__DOCUMENT SEGMENT__

* * * * * * *

| rskip | title | description | status | purpose | author | layer | complexity | created |
|---|---|---|---|---|---|---|---|---|
138 |
Multi-signed transactions supporting enveloping and multi-key accounts |
Draft |
Sca |
SDL (@sergiodemianlerner) |
Core |
2 |
2019 |
| RSKIP | 138 |
|---|---|
| Title | Multi-signed transactions supporting enveloping and multi-key accounts |
| Created | 2019 |
| Author | SDL |
| Purpose | Sca |
| Layer | Core |
| Complexity | 2 |
| Status | Draft |
One of the features that can help the blockchain technology reach mass adoption is transaction enveloping. Enveloping allows a third party to pay for the gas of a transaction, while the transaction still originates from the same account that does not possess RBTC. Implementing this feature efficiently in terms of gas requires modifications to the layer 1. Basically we can build a transaction we more that one signer, and specify which of the signers will pay for the fees. Multi-signed accounts also open the possibility to compress with LTCP settlement transactions sent to payment channels. Instead of n transactions (one for each of the participant), a single transactions with n signatures can be built, reducing the network resource consumption.
This RSKIP describes a new transaction format to support multi-signed and multi-key transactions.
Currently the transaction contains the following fields, stored using RLP:
- nonce
- gasPrice
- gasLimit
- eeceiveAddress
- value
- data
- v
- r
- s
Each field begins with an RLP identifier that indicates if the item is an element or a list of elements.
We propose a new format (1), which both add new fields and change the meaning of existing fields:
- multiPurpose = (version, ownerCount, nonceList)
- gasPrice
- gasLimit
- receiveAddress
- value
- data
- signatureList
- empty
- empty
The objetive to use this format is to keep it compatible with most existent tools, and hardware wallets in particular. Hardware wallets will show the destination, fees (derived from gasPrice and gasCount) and possibly a hash of the data, but not the nonce, so we can use the nonce to pack additional fields.
Version is encoded as a list of a single element. For the new transaction format, the element is 1. Therefore the parser can detect if it is a transaction version 0 or a new kind by inspecting only the first element. If it's a list, it's the new type. If not, then it is the nonce of a transaction version 0.
If version is 1, then Nonce is a list of elements.
The ownerCount field specifies how many signatures are needed to build a multi-key account. If ownerCount is 1, then it's a single key account. This has the same intent as RSKIP39, but here we propose a more restricted version that does not support multi-key smart-contracts.

* * * * * * *

__COMPLETE THE FOLLOWING__
**a)** In the RSKIP 138 text, what does transaction enveloping allow?
**b)** Reproduce word for word the part of the RSKIP 138 text that begins at the words "This RSKIP describes" and stops after "(version, ownerCount, nonceList)".

__EXTRACTED RECORDS__
* * * * * * *

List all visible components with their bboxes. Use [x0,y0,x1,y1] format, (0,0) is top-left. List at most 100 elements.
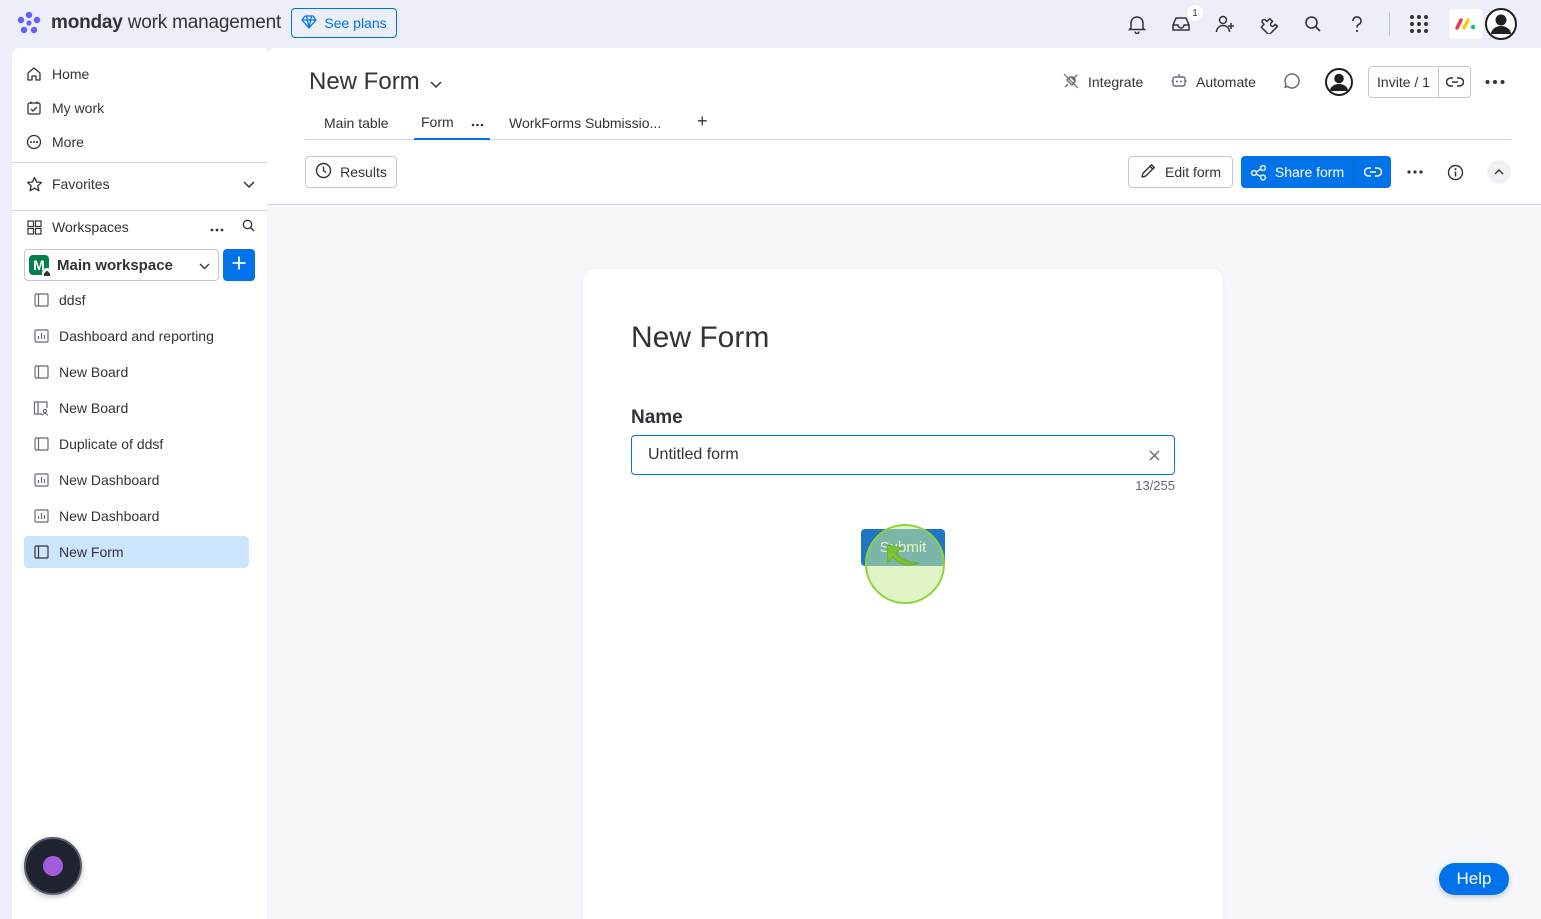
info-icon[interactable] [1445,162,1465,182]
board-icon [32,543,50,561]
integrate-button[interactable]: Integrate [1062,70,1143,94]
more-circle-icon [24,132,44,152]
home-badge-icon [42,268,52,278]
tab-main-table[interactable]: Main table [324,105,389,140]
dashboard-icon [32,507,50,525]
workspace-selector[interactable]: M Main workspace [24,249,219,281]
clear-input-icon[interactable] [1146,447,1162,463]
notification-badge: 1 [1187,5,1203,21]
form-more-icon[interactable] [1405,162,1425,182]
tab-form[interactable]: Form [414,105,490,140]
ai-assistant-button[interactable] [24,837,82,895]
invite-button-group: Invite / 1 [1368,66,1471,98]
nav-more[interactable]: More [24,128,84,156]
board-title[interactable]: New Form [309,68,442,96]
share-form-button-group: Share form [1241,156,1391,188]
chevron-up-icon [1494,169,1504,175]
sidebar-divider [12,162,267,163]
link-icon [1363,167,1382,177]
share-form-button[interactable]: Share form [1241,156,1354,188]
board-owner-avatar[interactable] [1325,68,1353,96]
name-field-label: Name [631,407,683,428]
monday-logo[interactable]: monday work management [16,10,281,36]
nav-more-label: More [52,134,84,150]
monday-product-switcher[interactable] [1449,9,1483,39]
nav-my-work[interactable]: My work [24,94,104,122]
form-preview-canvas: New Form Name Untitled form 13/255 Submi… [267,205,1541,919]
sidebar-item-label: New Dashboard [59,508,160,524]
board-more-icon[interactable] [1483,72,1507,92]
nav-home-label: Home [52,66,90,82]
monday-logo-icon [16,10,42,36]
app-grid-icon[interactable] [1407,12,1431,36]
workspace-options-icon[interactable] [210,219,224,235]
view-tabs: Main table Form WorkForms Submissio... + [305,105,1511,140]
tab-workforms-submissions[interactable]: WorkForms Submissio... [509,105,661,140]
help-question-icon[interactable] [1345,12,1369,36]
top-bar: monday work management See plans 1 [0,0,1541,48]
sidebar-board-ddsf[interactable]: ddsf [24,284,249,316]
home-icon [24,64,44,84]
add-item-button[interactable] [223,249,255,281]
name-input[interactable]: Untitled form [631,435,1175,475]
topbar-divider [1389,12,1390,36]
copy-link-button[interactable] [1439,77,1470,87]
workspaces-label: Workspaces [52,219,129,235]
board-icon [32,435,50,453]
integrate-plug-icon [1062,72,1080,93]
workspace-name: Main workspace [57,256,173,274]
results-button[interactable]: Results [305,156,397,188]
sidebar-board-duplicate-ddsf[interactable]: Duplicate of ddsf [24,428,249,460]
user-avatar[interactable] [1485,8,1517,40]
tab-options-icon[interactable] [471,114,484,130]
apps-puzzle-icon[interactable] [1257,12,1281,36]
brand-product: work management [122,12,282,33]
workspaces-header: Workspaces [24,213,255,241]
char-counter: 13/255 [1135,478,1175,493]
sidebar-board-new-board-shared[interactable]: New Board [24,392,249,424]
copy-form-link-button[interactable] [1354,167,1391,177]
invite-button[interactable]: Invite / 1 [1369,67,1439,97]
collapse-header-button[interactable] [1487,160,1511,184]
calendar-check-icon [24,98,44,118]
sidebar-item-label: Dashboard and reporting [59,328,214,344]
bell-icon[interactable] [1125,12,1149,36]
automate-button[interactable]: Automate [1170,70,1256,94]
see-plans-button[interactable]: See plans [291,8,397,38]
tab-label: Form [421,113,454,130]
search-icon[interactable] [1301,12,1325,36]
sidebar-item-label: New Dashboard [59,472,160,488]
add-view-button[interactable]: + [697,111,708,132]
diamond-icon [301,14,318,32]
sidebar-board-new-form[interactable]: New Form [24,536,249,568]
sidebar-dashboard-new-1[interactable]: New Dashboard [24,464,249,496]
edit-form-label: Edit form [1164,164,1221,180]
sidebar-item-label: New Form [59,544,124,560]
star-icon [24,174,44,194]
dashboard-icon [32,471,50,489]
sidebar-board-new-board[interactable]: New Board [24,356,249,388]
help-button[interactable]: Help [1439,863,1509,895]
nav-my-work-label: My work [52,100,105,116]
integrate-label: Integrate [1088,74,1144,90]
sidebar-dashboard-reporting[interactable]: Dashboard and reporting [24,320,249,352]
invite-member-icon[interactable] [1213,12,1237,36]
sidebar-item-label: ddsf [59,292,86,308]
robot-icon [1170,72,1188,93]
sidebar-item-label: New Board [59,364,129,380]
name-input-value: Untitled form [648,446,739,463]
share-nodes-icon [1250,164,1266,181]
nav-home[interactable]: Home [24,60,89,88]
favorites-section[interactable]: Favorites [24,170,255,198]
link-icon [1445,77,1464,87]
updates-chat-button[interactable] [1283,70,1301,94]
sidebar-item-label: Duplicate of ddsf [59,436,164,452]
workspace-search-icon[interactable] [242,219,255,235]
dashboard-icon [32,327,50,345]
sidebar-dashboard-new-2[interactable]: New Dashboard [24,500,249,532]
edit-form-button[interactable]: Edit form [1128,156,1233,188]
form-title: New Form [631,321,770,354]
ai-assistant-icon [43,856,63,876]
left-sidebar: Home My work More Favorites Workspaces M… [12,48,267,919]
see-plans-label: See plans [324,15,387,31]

* * * * * * *

__LIST OF SOLUTIONS__
**a)** It allows a third party to pay for the gas of a transaction, while the transaction still originates from the same account that does not possess RBTC.

**b)**
This RSKIP describes a new transaction format to support multi-signed and multi-key transactions.
Currently the transaction contains the following fields, stored using RLP:
- nonce
- gasPrice
- gasLimit
- eeceiveAddress
- value
- data
- v
- r
- s
Each field begins with an RLP identifier that indicates if the item is an element or a list of elements.
We propose a new format (1), which both add new fields and change the meaning of existing fields:
- multiPurpose = (version, ownerCount, nonceList)